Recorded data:
◇ ◇ ◇ ◇ ◇

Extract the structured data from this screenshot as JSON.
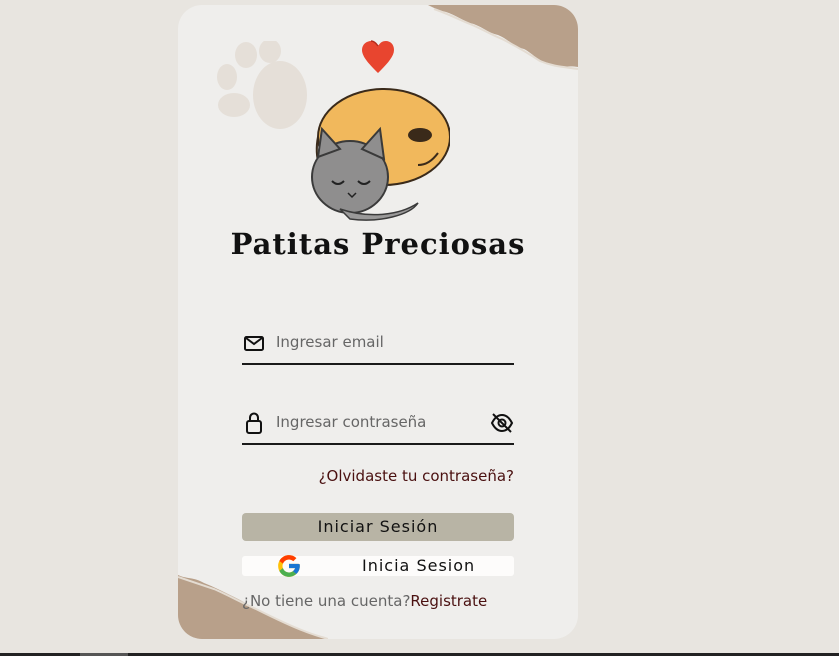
{
  "brand": {
    "name": "Patitas Preciosas"
  },
  "login": {
    "email_placeholder": "Ingresar email",
    "password_placeholder": "Ingresar contraseña",
    "forgot_label": "¿Olvidaste tu contraseña?",
    "submit_label": "Iniciar Sesión",
    "google_label": "Inicia Sesion",
    "signup_prompt": "¿No tiene una cuenta?",
    "signup_link": "Registrate"
  },
  "icons": {
    "email": "mail-icon",
    "password": "lock-icon",
    "visibility": "eye-off-icon",
    "google": "google-icon",
    "heart": "heart-icon",
    "paw": "paw-print-icon"
  },
  "colors": {
    "page_bg": "#e8e5e0",
    "card_bg": "#efeeec",
    "primary_button": "#b8b4a5",
    "link": "#4a1010",
    "heart": "#e8452f",
    "paper": "#b8a08a"
  }
}
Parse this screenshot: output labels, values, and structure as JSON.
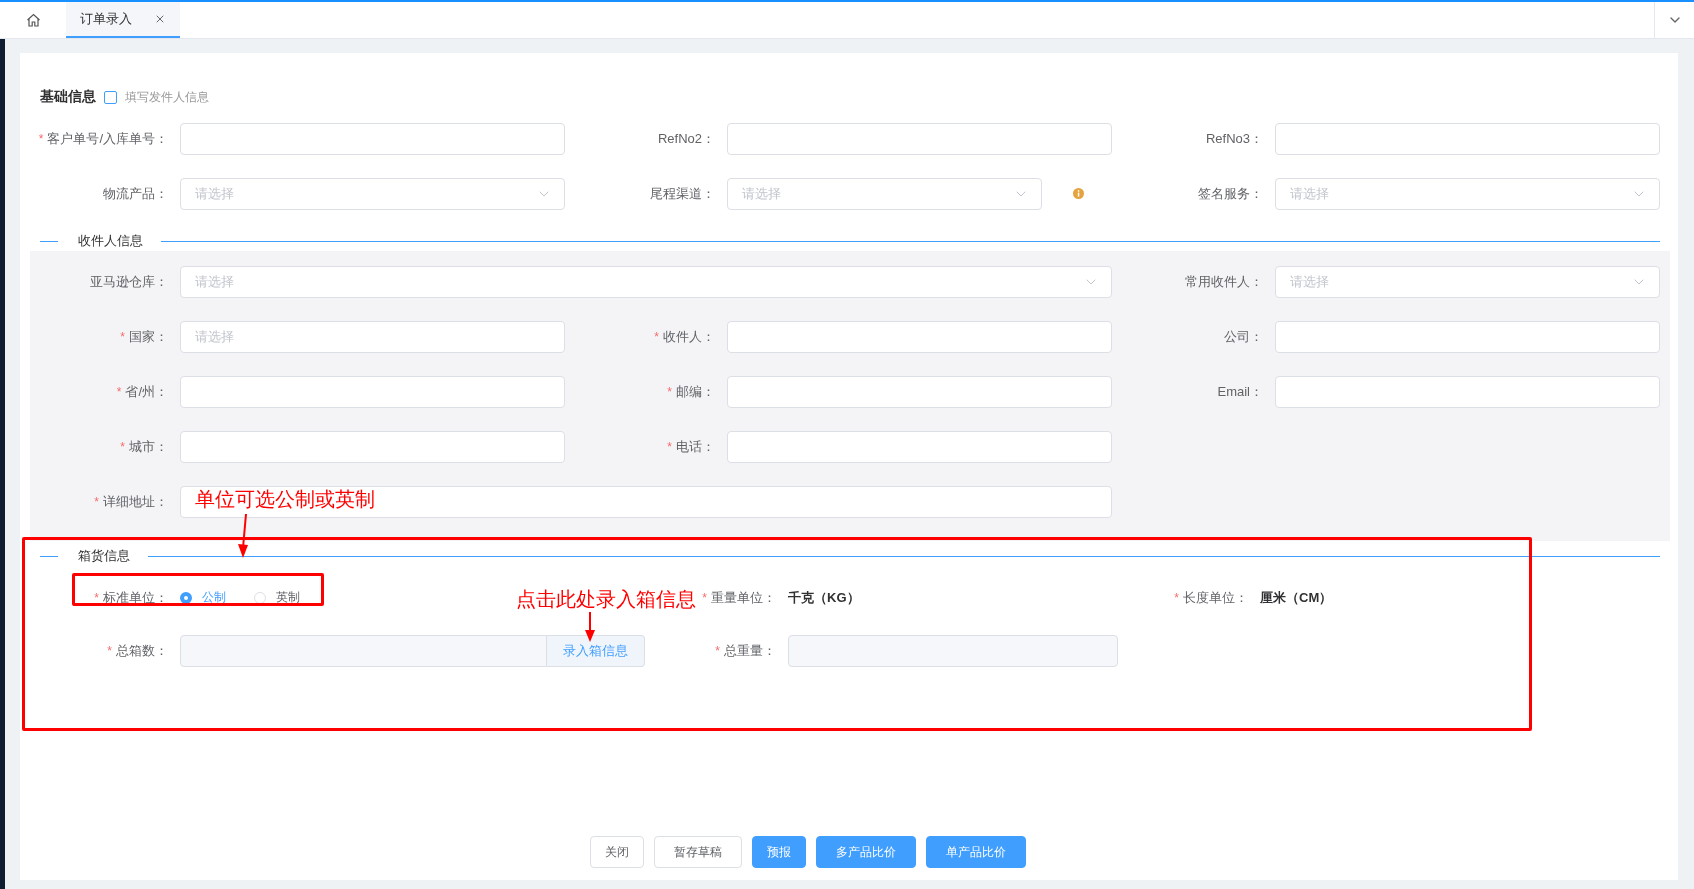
{
  "tabs": [
    {
      "label": "订单录入",
      "selected": true
    }
  ],
  "basic": {
    "title": "基础信息",
    "sender_checkbox": {
      "label": "填写发件人信息",
      "checked": false
    },
    "fields": [
      {
        "mark": "*",
        "label": "客户单号/入库单号：",
        "kind": "input"
      },
      {
        "label": "RefNo2：",
        "kind": "input"
      },
      {
        "label": "RefNo3：",
        "kind": "input"
      },
      {
        "label": "物流产品：",
        "kind": "select",
        "placeholder": "请选择"
      },
      {
        "label": "尾程渠道：",
        "kind": "select",
        "placeholder": "请选择",
        "info": true
      },
      {
        "label": "签名服务：",
        "kind": "select",
        "placeholder": "请选择"
      }
    ]
  },
  "receiver": {
    "title": "收件人信息",
    "fields": [
      {
        "label": "亚马逊仓库：",
        "kind": "select",
        "placeholder": "请选择",
        "wide": true
      },
      {
        "label": "常用收件人：",
        "kind": "select",
        "placeholder": "请选择"
      },
      {
        "mark": "*",
        "label": "国家：",
        "kind": "input",
        "placeholder": "请选择"
      },
      {
        "mark": "*",
        "label": "收件人：",
        "kind": "input"
      },
      {
        "label": "公司：",
        "kind": "input"
      },
      {
        "mark": "*",
        "label": "省/州：",
        "kind": "input"
      },
      {
        "mark": "*",
        "label": "邮编：",
        "kind": "input"
      },
      {
        "label": "Email：",
        "kind": "input"
      },
      {
        "mark": "*",
        "label": "城市：",
        "kind": "input"
      },
      {
        "mark": "*",
        "label": "电话：",
        "kind": "input"
      },
      {
        "mark": "*",
        "label": "详细地址：",
        "kind": "input",
        "wide": true
      }
    ]
  },
  "cargo": {
    "title": "箱货信息",
    "fields": [
      {
        "mark": "*",
        "label": "标准单位：",
        "kind": "radio",
        "options": [
          {
            "label": "公制",
            "selected": true
          },
          {
            "label": "英制",
            "selected": false
          }
        ]
      },
      {
        "mark": "*",
        "label": "重量单位：",
        "kind": "value",
        "value": "千克（KG）"
      },
      {
        "mark": "*",
        "label": "长度单位：",
        "kind": "value",
        "value": "厘米（CM）"
      },
      {
        "mark": "*",
        "label": "总箱数：",
        "kind": "input_button",
        "disabled": true,
        "button": "录入箱信息"
      },
      {
        "mark": "*",
        "label": "总重量：",
        "kind": "input",
        "disabled": true
      }
    ]
  },
  "buttons": [
    {
      "label": "关闭",
      "kind": "default"
    },
    {
      "label": "暂存草稿",
      "kind": "default"
    },
    {
      "label": "预报",
      "kind": "primary"
    },
    {
      "label": "多产品比价",
      "kind": "primary"
    },
    {
      "label": "单产品比价",
      "kind": "primary"
    }
  ],
  "annotations": [
    {
      "text": "单位可选公制或英制"
    },
    {
      "text": "点击此处录入箱信息"
    }
  ]
}
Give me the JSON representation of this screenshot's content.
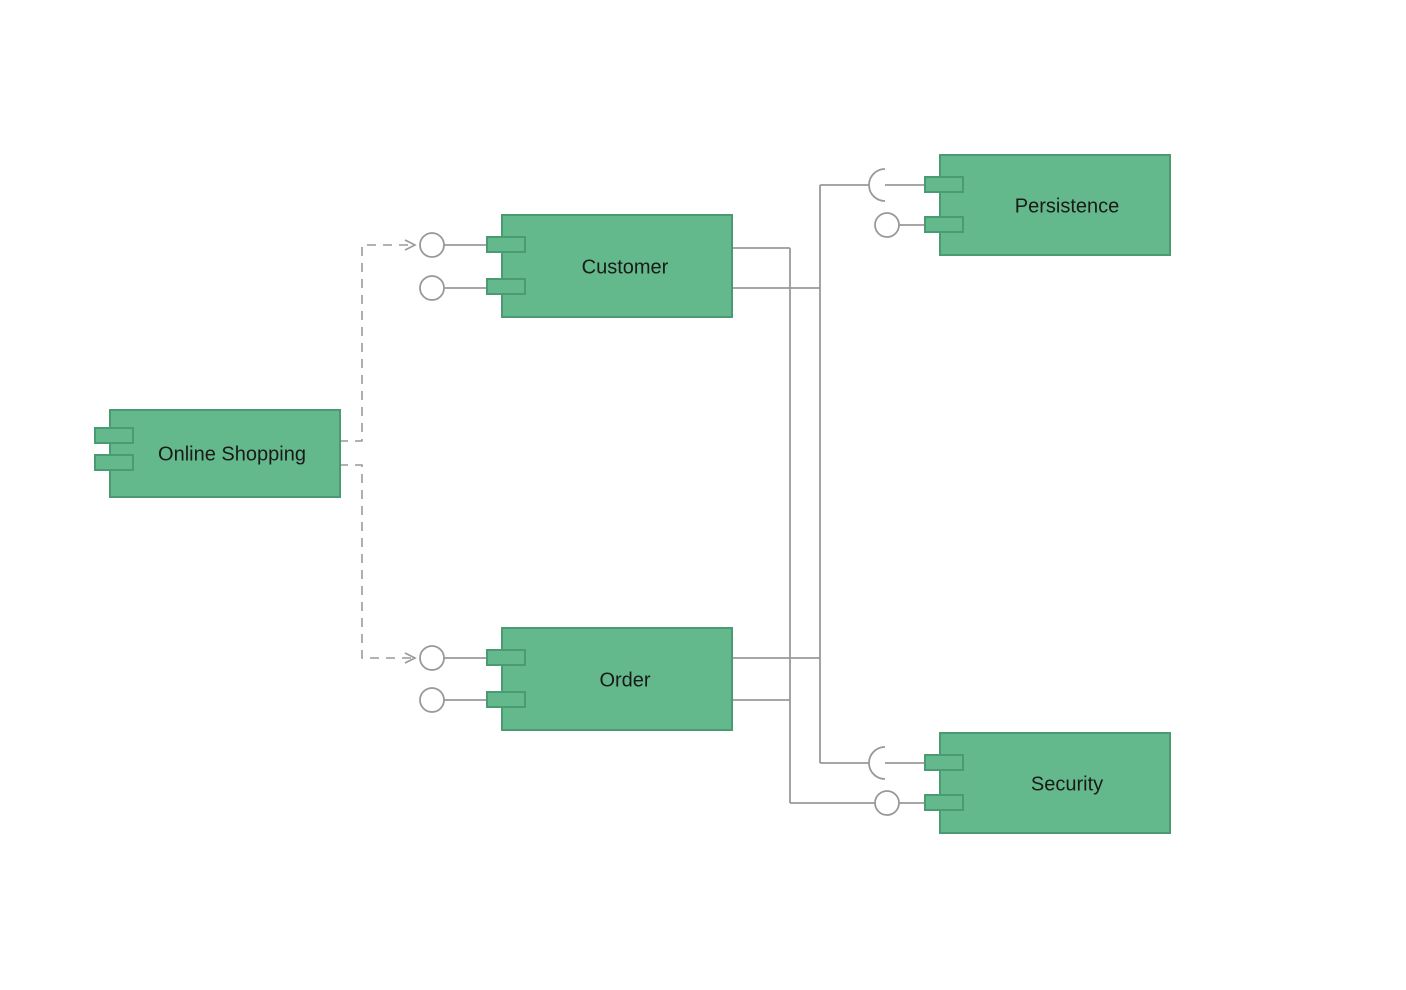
{
  "diagram": {
    "type": "UML Component Diagram",
    "components": {
      "onlineShopping": {
        "label": "Online Shopping"
      },
      "customer": {
        "label": "Customer"
      },
      "order": {
        "label": "Order"
      },
      "persistence": {
        "label": "Persistence"
      },
      "security": {
        "label": "Security"
      }
    },
    "colors": {
      "componentFill": "#63b98b",
      "componentStroke": "#4a9a72",
      "notchFill": "#63b98b",
      "notchStroke": "#4a9a72",
      "connector": "#999999"
    },
    "connections": [
      {
        "from": "onlineShopping",
        "to": "customer",
        "style": "dependency-to-required-interface"
      },
      {
        "from": "onlineShopping",
        "to": "order",
        "style": "dependency-to-required-interface"
      },
      {
        "from": "customer",
        "to": "persistence",
        "style": "assembly"
      },
      {
        "from": "customer",
        "to": "security",
        "style": "assembly"
      },
      {
        "from": "order",
        "to": "persistence",
        "style": "assembly"
      },
      {
        "from": "order",
        "to": "security",
        "style": "assembly"
      }
    ]
  }
}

◇ ◇ ◇ ◇ ◇

▸ Your task: Quote the data above in full and without alteration; skip the pictures.

▸ Full answer:
Extract the structured data from this screenshot as JSON.
{
  "brand": {
    "name": "Patitas Preciosas"
  },
  "login": {
    "email_placeholder": "Ingresar email",
    "password_placeholder": "Ingresar contraseña",
    "forgot_label": "¿Olvidaste tu contraseña?",
    "submit_label": "Iniciar Sesión",
    "google_label": "Inicia Sesion",
    "signup_prompt": "¿No tiene una cuenta?",
    "signup_link": "Registrate"
  },
  "icons": {
    "email": "mail-icon",
    "password": "lock-icon",
    "visibility": "eye-off-icon",
    "google": "google-icon",
    "heart": "heart-icon",
    "paw": "paw-print-icon"
  },
  "colors": {
    "page_bg": "#e8e5e0",
    "card_bg": "#efeeec",
    "primary_button": "#b8b4a5",
    "link": "#4a1010",
    "heart": "#e8452f",
    "paper": "#b8a08a"
  }
}
Parse this screenshot: output labels, values, and structure as JSON.
{
  "tabs": [
    {
      "label": "订单录入",
      "selected": true
    }
  ],
  "basic": {
    "title": "基础信息",
    "sender_checkbox": {
      "label": "填写发件人信息",
      "checked": false
    },
    "fields": [
      {
        "mark": "*",
        "label": "客户单号/入库单号：",
        "kind": "input"
      },
      {
        "label": "RefNo2：",
        "kind": "input"
      },
      {
        "label": "RefNo3：",
        "kind": "input"
      },
      {
        "label": "物流产品：",
        "kind": "select",
        "placeholder": "请选择"
      },
      {
        "label": "尾程渠道：",
        "kind": "select",
        "placeholder": "请选择",
        "info": true
      },
      {
        "label": "签名服务：",
        "kind": "select",
        "placeholder": "请选择"
      }
    ]
  },
  "receiver": {
    "title": "收件人信息",
    "fields": [
      {
        "label": "亚马逊仓库：",
        "kind": "select",
        "placeholder": "请选择",
        "wide": true
      },
      {
        "label": "常用收件人：",
        "kind": "select",
        "placeholder": "请选择"
      },
      {
        "mark": "*",
        "label": "国家：",
        "kind": "input",
        "placeholder": "请选择"
      },
      {
        "mark": "*",
        "label": "收件人：",
        "kind": "input"
      },
      {
        "label": "公司：",
        "kind": "input"
      },
      {
        "mark": "*",
        "label": "省/州：",
        "kind": "input"
      },
      {
        "mark": "*",
        "label": "邮编：",
        "kind": "input"
      },
      {
        "label": "Email：",
        "kind": "input"
      },
      {
        "mark": "*",
        "label": "城市：",
        "kind": "input"
      },
      {
        "mark": "*",
        "label": "电话：",
        "kind": "input"
      },
      {
        "mark": "*",
        "label": "详细地址：",
        "kind": "input",
        "wide": true
      }
    ]
  },
  "cargo": {
    "title": "箱货信息",
    "fields": [
      {
        "mark": "*",
        "label": "标准单位：",
        "kind": "radio",
        "options": [
          {
            "label": "公制",
            "selected": true
          },
          {
            "label": "英制",
            "selected": false
          }
        ]
      },
      {
        "mark": "*",
        "label": "重量单位：",
        "kind": "value",
        "value": "千克（KG）"
      },
      {
        "mark": "*",
        "label": "长度单位：",
        "kind": "value",
        "value": "厘米（CM）"
      },
      {
        "mark": "*",
        "label": "总箱数：",
        "kind": "input_button",
        "disabled": true,
        "button": "录入箱信息"
      },
      {
        "mark": "*",
        "label": "总重量：",
        "kind": "input",
        "disabled": true
      }
    ]
  },
  "buttons": [
    {
      "label": "关闭",
      "kind": "default"
    },
    {
      "label": "暂存草稿",
      "kind": "default"
    },
    {
      "label": "预报",
      "kind": "primary"
    },
    {
      "label": "多产品比价",
      "kind": "primary"
    },
    {
      "label": "单产品比价",
      "kind": "primary"
    }
  ],
  "annotations": [
    {
      "text": "单位可选公制或英制"
    },
    {
      "text": "点击此处录入箱信息"
    }
  ]
}
Give me the JSON representation of this screenshot's content.
{
  "diagram": {
    "type": "UML Component Diagram",
    "components": {
      "onlineShopping": {
        "label": "Online Shopping"
      },
      "customer": {
        "label": "Customer"
      },
      "order": {
        "label": "Order"
      },
      "persistence": {
        "label": "Persistence"
      },
      "security": {
        "label": "Security"
      }
    },
    "colors": {
      "componentFill": "#63b98b",
      "componentStroke": "#4a9a72",
      "notchFill": "#63b98b",
      "notchStroke": "#4a9a72",
      "connector": "#999999"
    },
    "connections": [
      {
        "from": "onlineShopping",
        "to": "customer",
        "style": "dependency-to-required-interface"
      },
      {
        "from": "onlineShopping",
        "to": "order",
        "style": "dependency-to-required-interface"
      },
      {
        "from": "customer",
        "to": "persistence",
        "style": "assembly"
      },
      {
        "from": "customer",
        "to": "security",
        "style": "assembly"
      },
      {
        "from": "order",
        "to": "persistence",
        "style": "assembly"
      },
      {
        "from": "order",
        "to": "security",
        "style": "assembly"
      }
    ]
  }
}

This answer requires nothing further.